EXERCISE:
The listing must be reproduced in full, exactly as it stands.

==== SUPPLIED MATERIAL ====

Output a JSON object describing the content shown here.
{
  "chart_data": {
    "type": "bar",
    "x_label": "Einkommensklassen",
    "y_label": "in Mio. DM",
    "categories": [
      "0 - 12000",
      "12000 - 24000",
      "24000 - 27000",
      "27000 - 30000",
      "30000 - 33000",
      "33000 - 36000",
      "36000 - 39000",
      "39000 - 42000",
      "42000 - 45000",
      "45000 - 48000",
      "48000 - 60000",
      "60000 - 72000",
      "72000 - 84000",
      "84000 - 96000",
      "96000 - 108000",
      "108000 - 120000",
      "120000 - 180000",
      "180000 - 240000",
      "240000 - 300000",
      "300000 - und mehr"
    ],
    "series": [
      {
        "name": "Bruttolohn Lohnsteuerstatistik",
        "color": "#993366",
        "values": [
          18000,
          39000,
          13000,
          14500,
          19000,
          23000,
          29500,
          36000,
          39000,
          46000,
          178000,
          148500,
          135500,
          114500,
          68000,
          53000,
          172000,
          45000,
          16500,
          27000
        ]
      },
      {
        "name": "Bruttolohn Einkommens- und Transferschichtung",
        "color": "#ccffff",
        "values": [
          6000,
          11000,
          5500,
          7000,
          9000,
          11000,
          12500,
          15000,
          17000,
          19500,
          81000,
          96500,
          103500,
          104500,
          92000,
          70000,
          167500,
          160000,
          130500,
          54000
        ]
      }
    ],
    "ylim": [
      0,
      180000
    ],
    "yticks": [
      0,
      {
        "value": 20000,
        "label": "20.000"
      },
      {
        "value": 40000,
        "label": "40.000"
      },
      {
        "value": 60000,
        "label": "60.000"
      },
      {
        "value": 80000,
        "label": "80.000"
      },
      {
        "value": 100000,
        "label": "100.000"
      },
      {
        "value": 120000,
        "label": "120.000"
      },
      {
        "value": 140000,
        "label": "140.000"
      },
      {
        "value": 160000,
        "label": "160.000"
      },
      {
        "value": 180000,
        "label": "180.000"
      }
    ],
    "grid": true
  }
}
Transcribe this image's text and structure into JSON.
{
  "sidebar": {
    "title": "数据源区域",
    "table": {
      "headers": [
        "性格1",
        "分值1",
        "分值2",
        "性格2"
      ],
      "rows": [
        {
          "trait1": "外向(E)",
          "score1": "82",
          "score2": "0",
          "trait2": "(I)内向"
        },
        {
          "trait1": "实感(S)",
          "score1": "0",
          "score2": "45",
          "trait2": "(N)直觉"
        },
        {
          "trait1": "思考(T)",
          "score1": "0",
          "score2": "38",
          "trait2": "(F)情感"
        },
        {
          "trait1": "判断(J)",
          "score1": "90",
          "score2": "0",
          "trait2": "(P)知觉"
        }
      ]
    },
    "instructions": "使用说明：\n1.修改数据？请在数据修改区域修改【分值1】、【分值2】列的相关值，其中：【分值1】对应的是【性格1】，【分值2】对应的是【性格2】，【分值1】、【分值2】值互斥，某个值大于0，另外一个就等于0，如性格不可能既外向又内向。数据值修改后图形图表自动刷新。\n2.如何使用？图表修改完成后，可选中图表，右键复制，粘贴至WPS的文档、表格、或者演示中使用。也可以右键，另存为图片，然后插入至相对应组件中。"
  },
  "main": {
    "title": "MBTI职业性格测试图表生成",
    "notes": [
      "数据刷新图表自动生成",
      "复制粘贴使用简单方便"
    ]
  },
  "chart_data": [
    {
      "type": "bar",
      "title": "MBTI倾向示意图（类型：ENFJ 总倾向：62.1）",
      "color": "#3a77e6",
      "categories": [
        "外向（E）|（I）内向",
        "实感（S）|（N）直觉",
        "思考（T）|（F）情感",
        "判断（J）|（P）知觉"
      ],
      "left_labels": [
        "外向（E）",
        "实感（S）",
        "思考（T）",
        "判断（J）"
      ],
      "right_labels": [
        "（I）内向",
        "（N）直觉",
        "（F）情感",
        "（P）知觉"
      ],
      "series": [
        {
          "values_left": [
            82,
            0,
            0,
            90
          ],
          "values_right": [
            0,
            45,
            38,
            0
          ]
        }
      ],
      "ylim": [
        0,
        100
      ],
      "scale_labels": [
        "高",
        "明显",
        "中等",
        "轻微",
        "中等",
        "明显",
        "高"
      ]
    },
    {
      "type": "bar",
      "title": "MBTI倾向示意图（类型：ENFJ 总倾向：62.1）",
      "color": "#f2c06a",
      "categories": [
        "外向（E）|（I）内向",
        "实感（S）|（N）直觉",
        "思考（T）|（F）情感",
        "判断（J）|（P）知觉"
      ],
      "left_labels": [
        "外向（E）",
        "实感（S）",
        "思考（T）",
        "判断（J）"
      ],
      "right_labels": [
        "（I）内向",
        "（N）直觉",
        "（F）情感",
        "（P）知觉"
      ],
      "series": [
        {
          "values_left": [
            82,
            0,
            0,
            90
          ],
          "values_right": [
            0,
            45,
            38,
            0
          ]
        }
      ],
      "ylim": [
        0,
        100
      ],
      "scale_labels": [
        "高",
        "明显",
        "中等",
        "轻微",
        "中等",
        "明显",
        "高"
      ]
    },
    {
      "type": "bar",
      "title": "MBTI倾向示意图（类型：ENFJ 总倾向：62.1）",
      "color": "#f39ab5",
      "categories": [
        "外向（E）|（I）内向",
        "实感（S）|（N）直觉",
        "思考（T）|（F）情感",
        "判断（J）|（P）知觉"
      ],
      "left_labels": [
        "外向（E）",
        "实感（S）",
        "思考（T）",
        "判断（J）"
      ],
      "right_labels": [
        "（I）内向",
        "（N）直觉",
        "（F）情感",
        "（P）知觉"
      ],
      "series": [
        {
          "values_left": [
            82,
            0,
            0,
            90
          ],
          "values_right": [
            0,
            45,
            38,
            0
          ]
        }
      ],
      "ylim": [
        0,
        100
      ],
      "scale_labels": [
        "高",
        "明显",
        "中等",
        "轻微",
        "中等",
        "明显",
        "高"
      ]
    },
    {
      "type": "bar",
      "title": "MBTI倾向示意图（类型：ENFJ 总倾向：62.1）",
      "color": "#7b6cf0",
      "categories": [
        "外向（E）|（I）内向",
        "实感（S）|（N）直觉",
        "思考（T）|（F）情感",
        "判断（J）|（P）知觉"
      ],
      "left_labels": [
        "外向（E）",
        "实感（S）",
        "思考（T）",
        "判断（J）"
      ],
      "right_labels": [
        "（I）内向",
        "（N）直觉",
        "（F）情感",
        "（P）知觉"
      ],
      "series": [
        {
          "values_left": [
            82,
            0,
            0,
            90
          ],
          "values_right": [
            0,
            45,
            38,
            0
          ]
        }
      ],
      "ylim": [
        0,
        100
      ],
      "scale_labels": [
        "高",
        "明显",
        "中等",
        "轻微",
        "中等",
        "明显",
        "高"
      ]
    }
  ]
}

====

CORRECT RESULT:
Output a JSON object describing the content shown here.
{
  "chart_data": {
    "type": "bar",
    "x_label": "Einkommensklassen",
    "y_label": "in Mio. DM",
    "categories": [
      "0 - 12000",
      "12000 - 24000",
      "24000 - 27000",
      "27000 - 30000",
      "30000 - 33000",
      "33000 - 36000",
      "36000 - 39000",
      "39000 - 42000",
      "42000 - 45000",
      "45000 - 48000",
      "48000 - 60000",
      "60000 - 72000",
      "72000 - 84000",
      "84000 - 96000",
      "96000 - 108000",
      "108000 - 120000",
      "120000 - 180000",
      "180000 - 240000",
      "240000 - 300000",
      "300000 - und mehr"
    ],
    "series": [
      {
        "name": "Bruttolohn Lohnsteuerstatistik",
        "color": "#993366",
        "values": [
          18000,
          39000,
          13000,
          14500,
          19000,
          23000,
          29500,
          36000,
          39000,
          46000,
          178000,
          148500,
          135500,
          114500,
          68000,
          53000,
          172000,
          45000,
          16500,
          27000
        ]
      },
      {
        "name": "Bruttolohn Einkommens- und Transferschichtung",
        "color": "#ccffff",
        "values": [
          6000,
          11000,
          5500,
          7000,
          9000,
          11000,
          12500,
          15000,
          17000,
          19500,
          81000,
          96500,
          103500,
          104500,
          92000,
          70000,
          167500,
          160000,
          130500,
          54000
        ]
      }
    ],
    "ylim": [
      0,
      180000
    ],
    "yticks": [
      0,
      {
        "value": 20000,
        "label": "20.000"
      },
      {
        "value": 40000,
        "label": "40.000"
      },
      {
        "value": 60000,
        "label": "60.000"
      },
      {
        "value": 80000,
        "label": "80.000"
      },
      {
        "value": 100000,
        "label": "100.000"
      },
      {
        "value": 120000,
        "label": "120.000"
      },
      {
        "value": 140000,
        "label": "140.000"
      },
      {
        "value": 160000,
        "label": "160.000"
      },
      {
        "value": 180000,
        "label": "180.000"
      }
    ],
    "grid": true
  }
}
Transcribe this image's text and structure into JSON.
{
  "sidebar": {
    "title": "数据源区域",
    "table": {
      "headers": [
        "性格1",
        "分值1",
        "分值2",
        "性格2"
      ],
      "rows": [
        {
          "trait1": "外向(E)",
          "score1": "82",
          "score2": "0",
          "trait2": "(I)内向"
        },
        {
          "trait1": "实感(S)",
          "score1": "0",
          "score2": "45",
          "trait2": "(N)直觉"
        },
        {
          "trait1": "思考(T)",
          "score1": "0",
          "score2": "38",
          "trait2": "(F)情感"
        },
        {
          "trait1": "判断(J)",
          "score1": "90",
          "score2": "0",
          "trait2": "(P)知觉"
        }
      ]
    },
    "instructions": "使用说明：\n1.修改数据？请在数据修改区域修改【分值1】、【分值2】列的相关值，其中：【分值1】对应的是【性格1】，【分值2】对应的是【性格2】，【分值1】、【分值2】值互斥，某个值大于0，另外一个就等于0，如性格不可能既外向又内向。数据值修改后图形图表自动刷新。\n2.如何使用？图表修改完成后，可选中图表，右键复制，粘贴至WPS的文档、表格、或者演示中使用。也可以右键，另存为图片，然后插入至相对应组件中。"
  },
  "main": {
    "title": "MBTI职业性格测试图表生成",
    "notes": [
      "数据刷新图表自动生成",
      "复制粘贴使用简单方便"
    ]
  },
  "chart_data": [
    {
      "type": "bar",
      "title": "MBTI倾向示意图（类型：ENFJ 总倾向：62.1）",
      "color": "#3a77e6",
      "categories": [
        "外向（E）|（I）内向",
        "实感（S）|（N）直觉",
        "思考（T）|（F）情感",
        "判断（J）|（P）知觉"
      ],
      "left_labels": [
        "外向（E）",
        "实感（S）",
        "思考（T）",
        "判断（J）"
      ],
      "right_labels": [
        "（I）内向",
        "（N）直觉",
        "（F）情感",
        "（P）知觉"
      ],
      "series": [
        {
          "values_left": [
            82,
            0,
            0,
            90
          ],
          "values_right": [
            0,
            45,
            38,
            0
          ]
        }
      ],
      "ylim": [
        0,
        100
      ],
      "scale_labels": [
        "高",
        "明显",
        "中等",
        "轻微",
        "中等",
        "明显",
        "高"
      ]
    },
    {
      "type": "bar",
      "title": "MBTI倾向示意图（类型：ENFJ 总倾向：62.1）",
      "color": "#f2c06a",
      "categories": [
        "外向（E）|（I）内向",
        "实感（S）|（N）直觉",
        "思考（T）|（F）情感",
        "判断（J）|（P）知觉"
      ],
      "left_labels": [
        "外向（E）",
        "实感（S）",
        "思考（T）",
        "判断（J）"
      ],
      "right_labels": [
        "（I）内向",
        "（N）直觉",
        "（F）情感",
        "（P）知觉"
      ],
      "series": [
        {
          "values_left": [
            82,
            0,
            0,
            90
          ],
          "values_right": [
            0,
            45,
            38,
            0
          ]
        }
      ],
      "ylim": [
        0,
        100
      ],
      "scale_labels": [
        "高",
        "明显",
        "中等",
        "轻微",
        "中等",
        "明显",
        "高"
      ]
    },
    {
      "type": "bar",
      "title": "MBTI倾向示意图（类型：ENFJ 总倾向：62.1）",
      "color": "#f39ab5",
      "categories": [
        "外向（E）|（I）内向",
        "实感（S）|（N）直觉",
        "思考（T）|（F）情感",
        "判断（J）|（P）知觉"
      ],
      "left_labels": [
        "外向（E）",
        "实感（S）",
        "思考（T）",
        "判断（J）"
      ],
      "right_labels": [
        "（I）内向",
        "（N）直觉",
        "（F）情感",
        "（P）知觉"
      ],
      "series": [
        {
          "values_left": [
            82,
            0,
            0,
            90
          ],
          "values_right": [
            0,
            45,
            38,
            0
          ]
        }
      ],
      "ylim": [
        0,
        100
      ],
      "scale_labels": [
        "高",
        "明显",
        "中等",
        "轻微",
        "中等",
        "明显",
        "高"
      ]
    },
    {
      "type": "bar",
      "title": "MBTI倾向示意图（类型：ENFJ 总倾向：62.1）",
      "color": "#7b6cf0",
      "categories": [
        "外向（E）|（I）内向",
        "实感（S）|（N）直觉",
        "思考（T）|（F）情感",
        "判断（J）|（P）知觉"
      ],
      "left_labels": [
        "外向（E）",
        "实感（S）",
        "思考（T）",
        "判断（J）"
      ],
      "right_labels": [
        "（I）内向",
        "（N）直觉",
        "（F）情感",
        "（P）知觉"
      ],
      "series": [
        {
          "values_left": [
            82,
            0,
            0,
            90
          ],
          "values_right": [
            0,
            45,
            38,
            0
          ]
        }
      ],
      "ylim": [
        0,
        100
      ],
      "scale_labels": [
        "高",
        "明显",
        "中等",
        "轻微",
        "中等",
        "明显",
        "高"
      ]
    }
  ]
}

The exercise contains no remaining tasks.